** SUPPLIED INFORMATION **
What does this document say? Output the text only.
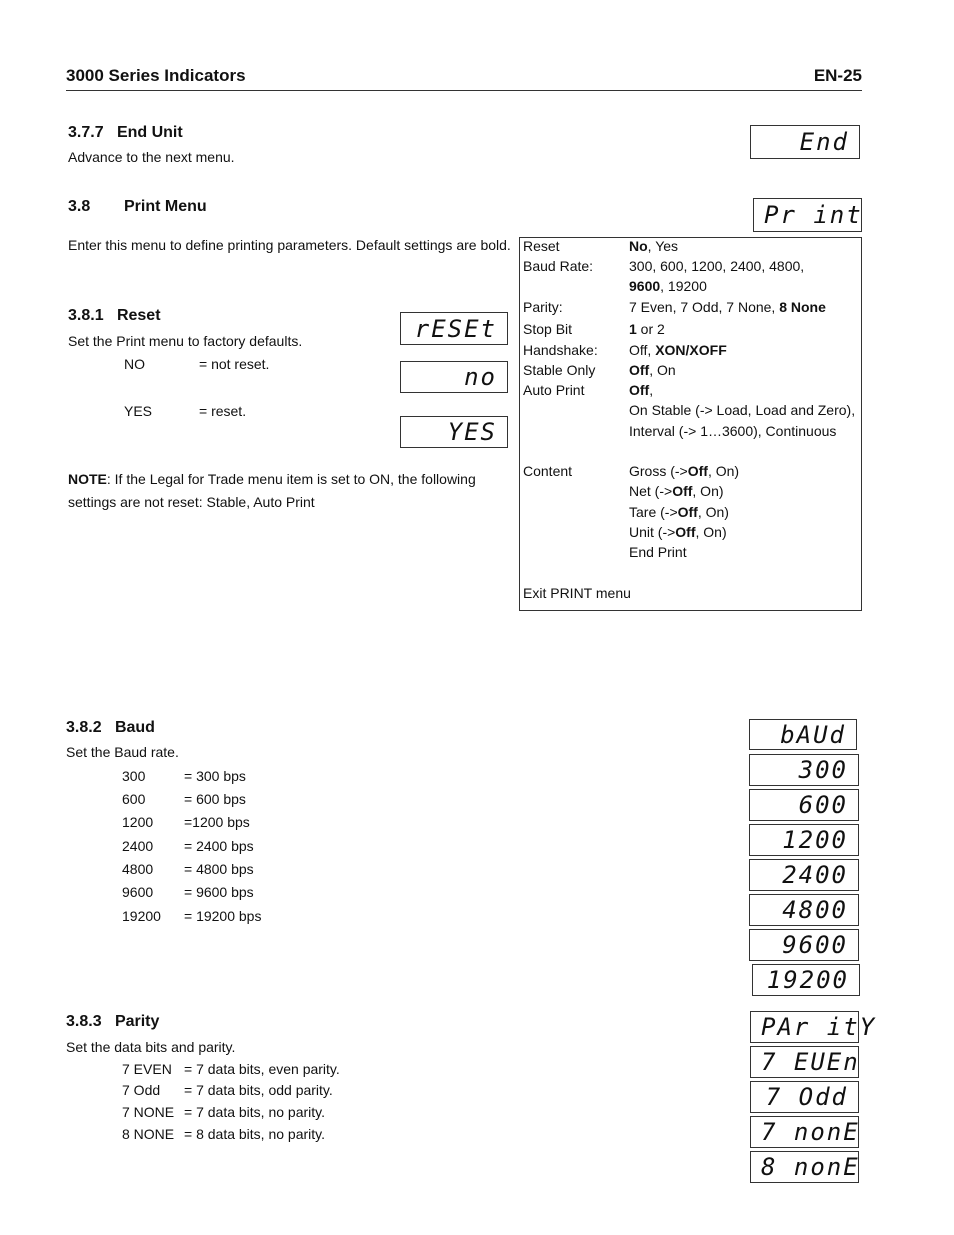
3000 Series Indicators	EN-25
3.7.7 End Unit
Advance to the next menu.
End
3.8 Print Menu
Enter this menu to define printing parameters. Default settings are bold.
Pr int
3.8.1 Reset
Set the Print menu to factory defaults.
NO	= not reset.
YES	= reset.
rESEt
no
YES
NOTE: If the Legal for Trade menu item is set to ON, the following
settings are not reset: Stable, Auto Print
Reset	No, Yes
Baud Rate:	300, 600, 1200, 2400, 4800,
9600, 19200
Parity:	7 Even, 7 Odd, 7 None, 8 None
Stop Bit	1 or 2
Handshake: Off, XON/XOFF
Stable Only Off, On
Auto Print	Off,
On Stable (-> Load, Load and Zero),
Interval (-> 1…3600), Continuous
Content	Gross (->Off, On)
Net (->Off, On)
Tare (->Off, On)
Unit (->Off, On)
End Print
Exit PRINT menu
3.8.2 Baud
Set the Baud rate.
300	= 300 bps
600	= 600 bps
1200 =1200 bps
2400 = 2400 bps
4800 = 4800 bps
9600 = 9600 bps
19200 = 19200 bps
bAUd
300
600
1200
2400
4800
9600
19200
3.8.3 Parity
Set the data bits and parity.
7 EVEN = 7 data bits, even parity.
7 Odd = 7 data bits, odd parity.
7 NONE = 7 data bits, no parity.
8 NONE = 8 data bits, no parity.
PAr itY
7 EUEn
7 Odd
7 nonE
8 nonE
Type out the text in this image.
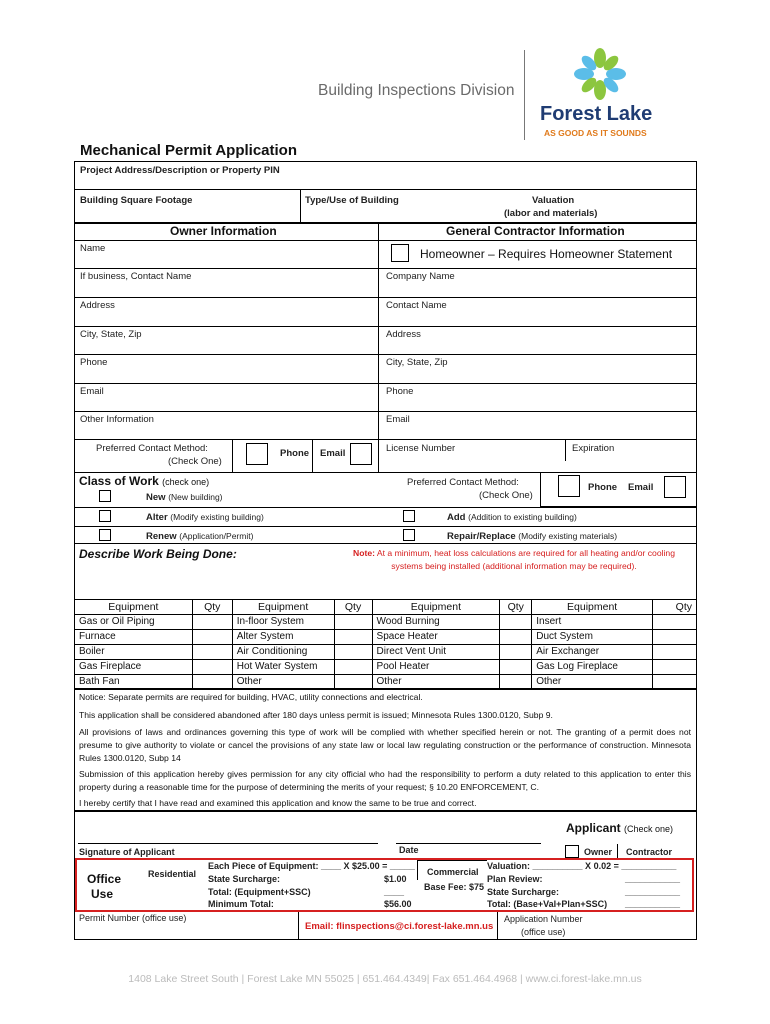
Building Inspections Division
Forest Lake
AS GOOD AS IT SOUNDS
Mechanical Permit Application
Project Address/Description or Property PIN
Building Square Footage	Type/Use of Building	Valuation
(labor and materials)
Owner Information	General Contractor Information
Name
If business, Contact Name
Address
City, State, Zip
Phone
Email
Other Information
Preferred Contact Method:
(Check One)
Phone Email
Homeowner – Requires Homeowner Statement
Company Name
Contact Name
Address
City, State, Zip
Phone
Email
License Number	Expiration
Class of Work (check one)	Preferred Contact Method:
(Check One)
Phone Email
New (New building)
Alter (Modify existing building)	Add (Addition to existing building)
Renew (Application/Permit)	Repair/Replace (Modify existing materials)
Describe Work Being Done:	Note: At a minimum, heat loss calculations are required for all heating and/or cooling
systems being installed (additional information may be required).
Equipment	Qty	Equipment	Qty	Equipment	Qty	Equipment	Qty
Gas or Oil Piping		In-floor System		Wood Burning		Insert	
Furnace		Alter System		Space Heater		Duct System	
Boiler		Air Conditioning		Direct Vent Unit		Air Exchanger	
Gas Fireplace		Hot Water System		Pool Heater		Gas Log Fireplace	
Bath Fan		Other		Other		Other	
Notice: Separate permits are required for building, HVAC, utility connections and electrical.
This application shall be considered abandoned after 180 days unless permit is issued; Minnesota Rules 1300.0120, Subp 9.
All provisions of laws and ordinances governing this type of work will be complied with whether specified herein or not. The granting of a permit does not presume to give authority to violate or cancel the provisions of any state law or local law regulating construction or the performance of construction. Minnesota Rules 1300.0120, Subp 14
Submission of this application hereby gives permission for any city official who had the responsibility to perform a duty related to this application to enter this property during a reasonable time for the purpose of determining the merits of your request; § 10.20 ENFORCEMENT, C.
I hereby certify that I have read and examined this application and know the same to be true and correct.
Applicant (Check one)
Signature of Applicant	Date	Owner Contractor
Office
Use
Residential
Each Piece of Equipment: ____ X $25.00 = _____
State Surcharge:	$1.00
Total: (Equipment+SSC)	____
Minimum Total:	$56.00
Commercial
Base Fee: $75
Valuation: __________ X 0.02 = ___________
Plan Review:	___________
State Surcharge:	___________
Total: (Base+Val+Plan+SSC) ___________
Permit Number (office use)
Email: flinspections@ci.forest-lake.mn.us
Application Number
(office use)
1408 Lake Street South | Forest Lake MN 55025 | 651.464.4349| Fax 651.464.4968 | www.ci.forest-lake.mn.us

** EXERCISE PROMPT **
Find all lines with "required" in them and copy each one.

** EXERCISE RESULT **
Describe Work Being Done:	Note: At a minimum, heat loss calculations are required for all heating and/or cooling
systems being installed (additional information may be required).
Notice: Separate permits are required for building, HVAC, utility connections and electrical.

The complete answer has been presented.